--- START OF THE DATA ---

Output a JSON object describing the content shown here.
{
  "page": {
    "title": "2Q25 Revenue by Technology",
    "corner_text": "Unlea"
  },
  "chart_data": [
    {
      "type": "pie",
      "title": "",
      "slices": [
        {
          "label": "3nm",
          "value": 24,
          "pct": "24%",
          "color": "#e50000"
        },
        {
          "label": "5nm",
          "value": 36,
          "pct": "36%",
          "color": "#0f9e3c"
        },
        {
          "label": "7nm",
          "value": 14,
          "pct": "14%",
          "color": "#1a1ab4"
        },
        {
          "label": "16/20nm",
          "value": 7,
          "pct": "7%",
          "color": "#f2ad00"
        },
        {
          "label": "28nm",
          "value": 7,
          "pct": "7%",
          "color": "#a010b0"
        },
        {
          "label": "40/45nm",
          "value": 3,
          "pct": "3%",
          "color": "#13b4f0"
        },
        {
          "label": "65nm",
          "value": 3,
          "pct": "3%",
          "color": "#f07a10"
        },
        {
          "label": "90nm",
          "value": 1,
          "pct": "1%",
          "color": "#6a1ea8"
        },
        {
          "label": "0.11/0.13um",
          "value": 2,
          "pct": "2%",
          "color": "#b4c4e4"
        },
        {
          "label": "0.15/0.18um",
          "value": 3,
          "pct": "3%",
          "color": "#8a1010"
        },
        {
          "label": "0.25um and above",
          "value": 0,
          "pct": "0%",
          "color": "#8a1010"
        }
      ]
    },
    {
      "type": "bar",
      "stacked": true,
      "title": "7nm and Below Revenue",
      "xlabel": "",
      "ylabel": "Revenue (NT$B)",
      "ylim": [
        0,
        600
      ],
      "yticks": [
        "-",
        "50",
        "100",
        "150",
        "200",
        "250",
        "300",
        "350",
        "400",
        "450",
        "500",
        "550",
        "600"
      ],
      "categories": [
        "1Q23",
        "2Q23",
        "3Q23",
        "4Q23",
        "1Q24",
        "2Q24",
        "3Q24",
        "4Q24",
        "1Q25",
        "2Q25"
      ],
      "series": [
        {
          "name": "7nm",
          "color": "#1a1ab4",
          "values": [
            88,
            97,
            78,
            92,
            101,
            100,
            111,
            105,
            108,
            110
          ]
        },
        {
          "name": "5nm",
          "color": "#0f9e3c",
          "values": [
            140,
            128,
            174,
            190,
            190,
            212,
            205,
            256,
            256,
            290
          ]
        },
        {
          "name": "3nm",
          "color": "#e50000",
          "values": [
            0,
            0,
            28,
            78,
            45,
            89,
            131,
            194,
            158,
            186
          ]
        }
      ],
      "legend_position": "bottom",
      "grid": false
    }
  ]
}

--- END OF THE DATA ---

STATED TASK: Make an exact copy of the data above.

RESULT OF THE EXERCISE:
Output a JSON object describing the content shown here.
{
  "page": {
    "title": "2Q25 Revenue by Technology",
    "corner_text": "Unlea"
  },
  "chart_data": [
    {
      "type": "pie",
      "title": "",
      "slices": [
        {
          "label": "3nm",
          "value": 24,
          "pct": "24%",
          "color": "#e50000"
        },
        {
          "label": "5nm",
          "value": 36,
          "pct": "36%",
          "color": "#0f9e3c"
        },
        {
          "label": "7nm",
          "value": 14,
          "pct": "14%",
          "color": "#1a1ab4"
        },
        {
          "label": "16/20nm",
          "value": 7,
          "pct": "7%",
          "color": "#f2ad00"
        },
        {
          "label": "28nm",
          "value": 7,
          "pct": "7%",
          "color": "#a010b0"
        },
        {
          "label": "40/45nm",
          "value": 3,
          "pct": "3%",
          "color": "#13b4f0"
        },
        {
          "label": "65nm",
          "value": 3,
          "pct": "3%",
          "color": "#f07a10"
        },
        {
          "label": "90nm",
          "value": 1,
          "pct": "1%",
          "color": "#6a1ea8"
        },
        {
          "label": "0.11/0.13um",
          "value": 2,
          "pct": "2%",
          "color": "#b4c4e4"
        },
        {
          "label": "0.15/0.18um",
          "value": 3,
          "pct": "3%",
          "color": "#8a1010"
        },
        {
          "label": "0.25um and above",
          "value": 0,
          "pct": "0%",
          "color": "#8a1010"
        }
      ]
    },
    {
      "type": "bar",
      "stacked": true,
      "title": "7nm and Below Revenue",
      "xlabel": "",
      "ylabel": "Revenue (NT$B)",
      "ylim": [
        0,
        600
      ],
      "yticks": [
        "-",
        "50",
        "100",
        "150",
        "200",
        "250",
        "300",
        "350",
        "400",
        "450",
        "500",
        "550",
        "600"
      ],
      "categories": [
        "1Q23",
        "2Q23",
        "3Q23",
        "4Q23",
        "1Q24",
        "2Q24",
        "3Q24",
        "4Q24",
        "1Q25",
        "2Q25"
      ],
      "series": [
        {
          "name": "7nm",
          "color": "#1a1ab4",
          "values": [
            88,
            97,
            78,
            92,
            101,
            100,
            111,
            105,
            108,
            110
          ]
        },
        {
          "name": "5nm",
          "color": "#0f9e3c",
          "values": [
            140,
            128,
            174,
            190,
            190,
            212,
            205,
            256,
            256,
            290
          ]
        },
        {
          "name": "3nm",
          "color": "#e50000",
          "values": [
            0,
            0,
            28,
            78,
            45,
            89,
            131,
            194,
            158,
            186
          ]
        }
      ],
      "legend_position": "bottom",
      "grid": false
    }
  ]
}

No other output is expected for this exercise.